- _EXERCISE REQUIREMENTS_
Establish how many lines in the material include the string "Wave" and report it as a lone number.

-------------------------

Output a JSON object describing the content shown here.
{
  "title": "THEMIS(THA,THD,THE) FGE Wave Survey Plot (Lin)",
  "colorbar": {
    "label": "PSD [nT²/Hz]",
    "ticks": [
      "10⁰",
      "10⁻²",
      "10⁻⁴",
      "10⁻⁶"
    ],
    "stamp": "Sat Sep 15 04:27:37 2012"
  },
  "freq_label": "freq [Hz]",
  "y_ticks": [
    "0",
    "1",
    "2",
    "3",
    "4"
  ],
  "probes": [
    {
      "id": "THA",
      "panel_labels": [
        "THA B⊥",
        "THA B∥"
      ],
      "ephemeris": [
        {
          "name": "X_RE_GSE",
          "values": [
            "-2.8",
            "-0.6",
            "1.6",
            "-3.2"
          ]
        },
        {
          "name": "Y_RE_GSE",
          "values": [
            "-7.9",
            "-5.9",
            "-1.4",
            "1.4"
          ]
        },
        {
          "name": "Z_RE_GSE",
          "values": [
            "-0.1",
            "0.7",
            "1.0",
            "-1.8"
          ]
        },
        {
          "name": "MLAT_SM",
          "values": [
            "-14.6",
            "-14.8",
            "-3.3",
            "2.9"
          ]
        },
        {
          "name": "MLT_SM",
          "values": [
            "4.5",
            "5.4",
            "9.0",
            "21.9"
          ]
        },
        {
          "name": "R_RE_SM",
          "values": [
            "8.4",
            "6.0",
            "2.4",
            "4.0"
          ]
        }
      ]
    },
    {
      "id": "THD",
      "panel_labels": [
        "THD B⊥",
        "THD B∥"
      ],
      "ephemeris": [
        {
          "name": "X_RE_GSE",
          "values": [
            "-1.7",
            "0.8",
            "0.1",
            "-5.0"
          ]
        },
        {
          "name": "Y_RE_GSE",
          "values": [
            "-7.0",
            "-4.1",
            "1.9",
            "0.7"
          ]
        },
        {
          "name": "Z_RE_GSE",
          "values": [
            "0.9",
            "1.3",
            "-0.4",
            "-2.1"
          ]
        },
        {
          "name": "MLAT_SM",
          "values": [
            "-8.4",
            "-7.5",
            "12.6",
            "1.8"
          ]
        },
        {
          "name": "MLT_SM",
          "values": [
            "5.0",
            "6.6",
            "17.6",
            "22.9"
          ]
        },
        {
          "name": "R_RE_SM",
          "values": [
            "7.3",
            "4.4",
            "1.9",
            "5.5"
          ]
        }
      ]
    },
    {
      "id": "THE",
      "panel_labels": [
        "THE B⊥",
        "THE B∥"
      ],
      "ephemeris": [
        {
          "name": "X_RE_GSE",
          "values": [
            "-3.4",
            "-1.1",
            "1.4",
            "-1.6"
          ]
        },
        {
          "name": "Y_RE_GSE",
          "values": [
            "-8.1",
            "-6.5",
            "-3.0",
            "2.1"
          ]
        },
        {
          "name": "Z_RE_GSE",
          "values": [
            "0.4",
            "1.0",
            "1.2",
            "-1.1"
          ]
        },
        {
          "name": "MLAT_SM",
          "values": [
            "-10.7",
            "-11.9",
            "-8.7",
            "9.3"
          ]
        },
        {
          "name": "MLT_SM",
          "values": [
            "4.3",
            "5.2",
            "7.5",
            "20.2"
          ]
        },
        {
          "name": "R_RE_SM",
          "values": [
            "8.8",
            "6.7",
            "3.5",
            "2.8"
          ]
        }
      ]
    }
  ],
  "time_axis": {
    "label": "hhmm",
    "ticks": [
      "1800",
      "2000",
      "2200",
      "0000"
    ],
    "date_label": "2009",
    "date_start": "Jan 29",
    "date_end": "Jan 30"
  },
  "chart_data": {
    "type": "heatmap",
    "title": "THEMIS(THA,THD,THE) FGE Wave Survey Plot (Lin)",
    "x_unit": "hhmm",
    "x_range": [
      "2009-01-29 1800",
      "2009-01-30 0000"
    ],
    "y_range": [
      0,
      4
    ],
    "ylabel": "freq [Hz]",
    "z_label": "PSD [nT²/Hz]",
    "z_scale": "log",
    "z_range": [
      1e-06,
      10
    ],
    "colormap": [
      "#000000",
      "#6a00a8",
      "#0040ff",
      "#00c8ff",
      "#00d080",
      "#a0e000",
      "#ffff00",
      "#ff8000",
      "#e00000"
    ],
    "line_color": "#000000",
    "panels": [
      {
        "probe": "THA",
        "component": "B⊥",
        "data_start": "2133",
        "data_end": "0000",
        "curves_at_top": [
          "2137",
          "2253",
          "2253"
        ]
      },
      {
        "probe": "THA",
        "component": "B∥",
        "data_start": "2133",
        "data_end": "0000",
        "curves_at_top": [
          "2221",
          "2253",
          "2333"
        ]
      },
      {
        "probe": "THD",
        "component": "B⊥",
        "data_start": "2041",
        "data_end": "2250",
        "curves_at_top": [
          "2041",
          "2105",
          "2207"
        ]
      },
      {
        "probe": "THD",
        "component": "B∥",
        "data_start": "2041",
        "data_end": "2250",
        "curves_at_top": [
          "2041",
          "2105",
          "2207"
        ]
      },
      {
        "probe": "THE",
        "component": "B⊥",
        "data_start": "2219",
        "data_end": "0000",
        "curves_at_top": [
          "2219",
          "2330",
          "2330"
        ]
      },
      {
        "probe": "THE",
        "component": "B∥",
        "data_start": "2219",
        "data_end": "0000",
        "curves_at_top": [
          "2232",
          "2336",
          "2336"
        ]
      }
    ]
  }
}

-------------------------

- _THE SOLUTION_
2